---- TASK INPUT

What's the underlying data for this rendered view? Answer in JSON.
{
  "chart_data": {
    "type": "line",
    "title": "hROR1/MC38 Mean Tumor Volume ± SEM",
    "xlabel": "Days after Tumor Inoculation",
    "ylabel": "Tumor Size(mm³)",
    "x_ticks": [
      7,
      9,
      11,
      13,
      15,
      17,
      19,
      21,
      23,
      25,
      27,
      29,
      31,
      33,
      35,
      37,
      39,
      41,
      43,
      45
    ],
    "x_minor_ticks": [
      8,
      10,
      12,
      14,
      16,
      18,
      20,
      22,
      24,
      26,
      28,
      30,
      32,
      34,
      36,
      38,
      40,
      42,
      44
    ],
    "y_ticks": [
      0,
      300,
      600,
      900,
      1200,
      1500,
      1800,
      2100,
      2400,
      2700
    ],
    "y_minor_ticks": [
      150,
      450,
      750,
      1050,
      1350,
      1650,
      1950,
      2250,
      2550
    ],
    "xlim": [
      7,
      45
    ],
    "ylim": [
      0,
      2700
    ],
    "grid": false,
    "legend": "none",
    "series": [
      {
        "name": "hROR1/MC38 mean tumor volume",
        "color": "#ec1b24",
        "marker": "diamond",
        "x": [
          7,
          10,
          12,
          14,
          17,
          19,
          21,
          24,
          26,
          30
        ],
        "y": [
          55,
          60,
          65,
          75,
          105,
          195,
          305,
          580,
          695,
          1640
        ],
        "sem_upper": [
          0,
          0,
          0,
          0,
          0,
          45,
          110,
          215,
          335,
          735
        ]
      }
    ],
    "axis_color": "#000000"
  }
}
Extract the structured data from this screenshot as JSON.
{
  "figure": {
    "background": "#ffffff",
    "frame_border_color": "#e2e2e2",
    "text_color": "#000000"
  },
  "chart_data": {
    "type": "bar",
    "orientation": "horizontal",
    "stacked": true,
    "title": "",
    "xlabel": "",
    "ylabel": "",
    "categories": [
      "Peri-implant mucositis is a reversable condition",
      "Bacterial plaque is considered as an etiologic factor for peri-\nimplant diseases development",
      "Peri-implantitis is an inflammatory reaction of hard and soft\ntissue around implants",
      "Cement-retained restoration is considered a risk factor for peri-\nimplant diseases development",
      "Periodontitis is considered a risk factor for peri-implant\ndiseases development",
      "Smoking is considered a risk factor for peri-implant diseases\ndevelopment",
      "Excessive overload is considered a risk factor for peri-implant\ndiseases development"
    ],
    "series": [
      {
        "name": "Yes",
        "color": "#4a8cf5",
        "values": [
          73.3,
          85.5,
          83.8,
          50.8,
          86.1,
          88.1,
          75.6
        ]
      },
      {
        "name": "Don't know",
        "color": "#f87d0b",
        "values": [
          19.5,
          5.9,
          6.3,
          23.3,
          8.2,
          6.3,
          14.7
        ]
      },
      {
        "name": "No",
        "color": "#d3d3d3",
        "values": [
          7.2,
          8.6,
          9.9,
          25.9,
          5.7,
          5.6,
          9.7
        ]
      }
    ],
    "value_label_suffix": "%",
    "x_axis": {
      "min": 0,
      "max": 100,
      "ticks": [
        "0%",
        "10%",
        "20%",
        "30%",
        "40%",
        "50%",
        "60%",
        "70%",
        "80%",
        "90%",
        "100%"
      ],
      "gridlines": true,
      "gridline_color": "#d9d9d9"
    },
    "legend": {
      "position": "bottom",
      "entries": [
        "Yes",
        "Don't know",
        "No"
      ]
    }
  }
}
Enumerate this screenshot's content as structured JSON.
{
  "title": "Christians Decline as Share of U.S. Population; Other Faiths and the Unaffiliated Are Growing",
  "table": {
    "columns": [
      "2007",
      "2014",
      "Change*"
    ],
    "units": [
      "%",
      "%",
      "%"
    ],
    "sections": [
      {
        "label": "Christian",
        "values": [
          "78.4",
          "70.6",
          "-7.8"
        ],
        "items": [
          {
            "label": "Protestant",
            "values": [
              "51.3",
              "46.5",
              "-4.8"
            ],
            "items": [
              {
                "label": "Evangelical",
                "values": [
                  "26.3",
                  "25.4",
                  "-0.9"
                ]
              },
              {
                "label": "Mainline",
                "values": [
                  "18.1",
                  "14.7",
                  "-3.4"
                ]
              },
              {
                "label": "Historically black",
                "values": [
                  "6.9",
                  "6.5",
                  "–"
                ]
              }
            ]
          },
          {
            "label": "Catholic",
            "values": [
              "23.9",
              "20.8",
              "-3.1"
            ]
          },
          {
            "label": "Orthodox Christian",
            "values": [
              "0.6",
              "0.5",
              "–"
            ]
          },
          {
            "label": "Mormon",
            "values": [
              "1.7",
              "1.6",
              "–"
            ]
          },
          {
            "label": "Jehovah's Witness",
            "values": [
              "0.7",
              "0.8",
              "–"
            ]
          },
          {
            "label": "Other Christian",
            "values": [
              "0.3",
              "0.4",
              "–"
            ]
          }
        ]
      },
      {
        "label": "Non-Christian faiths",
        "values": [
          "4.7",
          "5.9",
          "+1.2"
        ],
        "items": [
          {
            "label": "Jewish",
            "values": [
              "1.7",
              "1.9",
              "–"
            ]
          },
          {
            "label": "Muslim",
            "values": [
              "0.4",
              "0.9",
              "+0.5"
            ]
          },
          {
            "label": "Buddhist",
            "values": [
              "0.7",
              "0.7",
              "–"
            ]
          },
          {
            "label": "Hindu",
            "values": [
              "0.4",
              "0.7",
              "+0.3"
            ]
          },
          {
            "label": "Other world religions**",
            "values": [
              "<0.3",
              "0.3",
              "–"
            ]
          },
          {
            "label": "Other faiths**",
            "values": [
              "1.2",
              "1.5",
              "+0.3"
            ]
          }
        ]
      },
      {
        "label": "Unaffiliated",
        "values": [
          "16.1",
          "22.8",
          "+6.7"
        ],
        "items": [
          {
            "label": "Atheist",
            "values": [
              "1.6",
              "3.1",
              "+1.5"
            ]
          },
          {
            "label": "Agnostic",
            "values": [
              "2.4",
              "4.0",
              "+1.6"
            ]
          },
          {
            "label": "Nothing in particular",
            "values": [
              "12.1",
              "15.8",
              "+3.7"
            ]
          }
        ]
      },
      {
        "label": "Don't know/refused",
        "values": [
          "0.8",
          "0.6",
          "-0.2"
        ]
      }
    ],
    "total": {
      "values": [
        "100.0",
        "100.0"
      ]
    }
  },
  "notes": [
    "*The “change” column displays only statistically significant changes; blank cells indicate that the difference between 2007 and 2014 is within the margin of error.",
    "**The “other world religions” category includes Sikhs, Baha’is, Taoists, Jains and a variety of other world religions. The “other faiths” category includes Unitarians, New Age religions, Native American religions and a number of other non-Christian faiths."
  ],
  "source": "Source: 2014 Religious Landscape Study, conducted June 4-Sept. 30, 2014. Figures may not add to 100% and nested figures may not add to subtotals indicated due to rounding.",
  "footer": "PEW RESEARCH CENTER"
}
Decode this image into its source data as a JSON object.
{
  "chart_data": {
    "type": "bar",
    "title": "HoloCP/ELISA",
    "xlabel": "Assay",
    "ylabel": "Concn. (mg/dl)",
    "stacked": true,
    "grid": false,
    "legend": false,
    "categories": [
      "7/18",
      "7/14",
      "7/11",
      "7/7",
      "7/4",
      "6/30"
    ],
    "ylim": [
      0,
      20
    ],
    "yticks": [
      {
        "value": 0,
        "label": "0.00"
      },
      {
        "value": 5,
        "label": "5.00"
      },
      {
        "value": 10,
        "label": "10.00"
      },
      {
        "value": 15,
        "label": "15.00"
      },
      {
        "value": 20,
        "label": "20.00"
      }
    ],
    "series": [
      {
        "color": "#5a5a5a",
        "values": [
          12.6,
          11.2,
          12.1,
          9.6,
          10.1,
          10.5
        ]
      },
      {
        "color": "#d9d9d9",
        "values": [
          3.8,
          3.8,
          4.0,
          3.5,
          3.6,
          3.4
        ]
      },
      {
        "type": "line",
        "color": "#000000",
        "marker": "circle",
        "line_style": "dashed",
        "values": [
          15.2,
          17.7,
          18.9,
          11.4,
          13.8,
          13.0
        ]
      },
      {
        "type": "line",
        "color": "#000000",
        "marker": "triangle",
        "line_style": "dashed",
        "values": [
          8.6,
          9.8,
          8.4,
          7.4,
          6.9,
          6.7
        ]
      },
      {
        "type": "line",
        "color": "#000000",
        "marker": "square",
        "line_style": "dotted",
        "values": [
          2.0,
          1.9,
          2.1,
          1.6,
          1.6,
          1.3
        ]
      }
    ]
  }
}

--------

What the answer needs is every line from the data above with "title" in it.

ANSWER SPACE:
    "title": "hROR1/MC38 Mean Tumor Volume ± SEM",
    "title": "",
  "title": "Christians Decline as Share of U.S. Population; Other Faiths and the Unaffiliated Are Growing",
    "title": "HoloCP/ELISA",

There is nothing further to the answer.